Data listing:

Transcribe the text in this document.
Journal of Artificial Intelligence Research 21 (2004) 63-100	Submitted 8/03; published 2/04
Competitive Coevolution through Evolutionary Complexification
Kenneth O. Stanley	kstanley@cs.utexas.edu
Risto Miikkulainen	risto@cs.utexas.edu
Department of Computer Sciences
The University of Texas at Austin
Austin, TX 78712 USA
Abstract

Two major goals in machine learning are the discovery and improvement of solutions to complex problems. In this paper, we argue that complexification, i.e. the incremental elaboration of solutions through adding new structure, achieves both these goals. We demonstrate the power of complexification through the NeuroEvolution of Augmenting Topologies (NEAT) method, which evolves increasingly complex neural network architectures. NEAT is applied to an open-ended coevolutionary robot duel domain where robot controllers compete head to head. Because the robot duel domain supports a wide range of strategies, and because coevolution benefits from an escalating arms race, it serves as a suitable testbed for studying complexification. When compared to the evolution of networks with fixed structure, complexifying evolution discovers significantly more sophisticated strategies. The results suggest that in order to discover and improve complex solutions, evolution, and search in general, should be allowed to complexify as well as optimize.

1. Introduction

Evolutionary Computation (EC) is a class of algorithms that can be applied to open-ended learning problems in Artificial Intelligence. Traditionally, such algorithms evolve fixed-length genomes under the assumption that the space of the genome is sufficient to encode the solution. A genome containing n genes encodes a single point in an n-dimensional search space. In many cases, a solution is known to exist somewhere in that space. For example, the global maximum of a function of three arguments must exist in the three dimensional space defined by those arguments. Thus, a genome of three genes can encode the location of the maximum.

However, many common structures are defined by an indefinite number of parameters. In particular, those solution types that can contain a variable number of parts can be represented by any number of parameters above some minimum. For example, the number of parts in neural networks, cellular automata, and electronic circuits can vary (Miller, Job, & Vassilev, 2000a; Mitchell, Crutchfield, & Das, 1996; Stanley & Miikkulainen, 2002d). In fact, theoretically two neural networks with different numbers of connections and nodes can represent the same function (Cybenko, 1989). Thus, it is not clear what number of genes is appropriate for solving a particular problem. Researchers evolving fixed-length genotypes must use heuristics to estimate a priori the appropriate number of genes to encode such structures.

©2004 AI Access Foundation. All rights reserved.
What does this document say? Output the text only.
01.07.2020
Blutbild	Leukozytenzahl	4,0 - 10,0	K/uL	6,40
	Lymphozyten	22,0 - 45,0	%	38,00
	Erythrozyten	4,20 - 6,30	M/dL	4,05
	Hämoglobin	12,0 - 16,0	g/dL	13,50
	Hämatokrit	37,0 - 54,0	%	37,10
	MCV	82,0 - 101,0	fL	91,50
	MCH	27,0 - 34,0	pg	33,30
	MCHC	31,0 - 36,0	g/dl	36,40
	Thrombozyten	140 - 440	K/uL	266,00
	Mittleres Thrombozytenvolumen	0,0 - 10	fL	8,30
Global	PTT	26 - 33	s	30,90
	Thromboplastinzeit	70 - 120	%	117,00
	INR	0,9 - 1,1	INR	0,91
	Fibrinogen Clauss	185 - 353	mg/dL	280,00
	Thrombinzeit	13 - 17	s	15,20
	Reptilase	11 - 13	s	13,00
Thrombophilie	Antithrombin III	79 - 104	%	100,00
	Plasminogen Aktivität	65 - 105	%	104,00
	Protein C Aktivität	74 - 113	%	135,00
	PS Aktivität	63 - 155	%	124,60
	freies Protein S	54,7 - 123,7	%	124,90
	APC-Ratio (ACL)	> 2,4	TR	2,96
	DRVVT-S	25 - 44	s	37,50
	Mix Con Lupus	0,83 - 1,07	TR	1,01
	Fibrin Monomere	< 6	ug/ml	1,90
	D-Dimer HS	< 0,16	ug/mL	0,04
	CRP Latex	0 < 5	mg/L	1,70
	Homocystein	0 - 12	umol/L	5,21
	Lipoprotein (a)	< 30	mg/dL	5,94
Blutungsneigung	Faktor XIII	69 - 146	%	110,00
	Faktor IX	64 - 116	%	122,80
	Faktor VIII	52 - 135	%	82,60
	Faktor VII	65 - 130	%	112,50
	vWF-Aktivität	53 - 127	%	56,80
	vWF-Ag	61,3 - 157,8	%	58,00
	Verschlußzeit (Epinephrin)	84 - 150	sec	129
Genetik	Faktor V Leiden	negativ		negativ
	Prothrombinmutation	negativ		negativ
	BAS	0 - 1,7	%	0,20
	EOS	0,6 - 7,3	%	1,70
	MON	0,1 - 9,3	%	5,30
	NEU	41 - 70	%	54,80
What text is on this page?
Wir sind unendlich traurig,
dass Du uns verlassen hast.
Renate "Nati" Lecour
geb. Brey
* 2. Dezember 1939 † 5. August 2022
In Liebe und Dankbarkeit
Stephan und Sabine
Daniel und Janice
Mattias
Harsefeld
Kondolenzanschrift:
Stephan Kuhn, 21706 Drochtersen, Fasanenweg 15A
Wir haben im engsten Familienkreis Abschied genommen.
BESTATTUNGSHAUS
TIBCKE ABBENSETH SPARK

Brief: Every line in the records above that contains the word "this" is to be copied out.

Reply:
Transcribe the text in this document.
Two major goals in machine learning are the discovery and improvement of solutions to complex problems. In this paper, we argue that complexification, i.e. the incremental elaboration of solutions through adding new structure, achieves both these goals. We demonstrate the power of complexification through the NeuroEvolution of Augmenting Topologies (NEAT) method, which evolves increasingly complex neural network architectures. NEAT is applied to an open-ended coevolutionary robot duel domain where robot controllers compete head to head. Because the robot duel domain supports a wide range of strategies, and because coevolution benefits from an escalating arms race, it serves as a suitable testbed for studying complexification. When compared to the evolution of networks with fixed structure, complexifying evolution discovers significantly more sophisticated strategies. The results suggest that in order to discover and improve complex solutions, evolution, and search in general, should be allowed to complexify as well as optimize.
What does this document say? Output the text only.
What text is on this page?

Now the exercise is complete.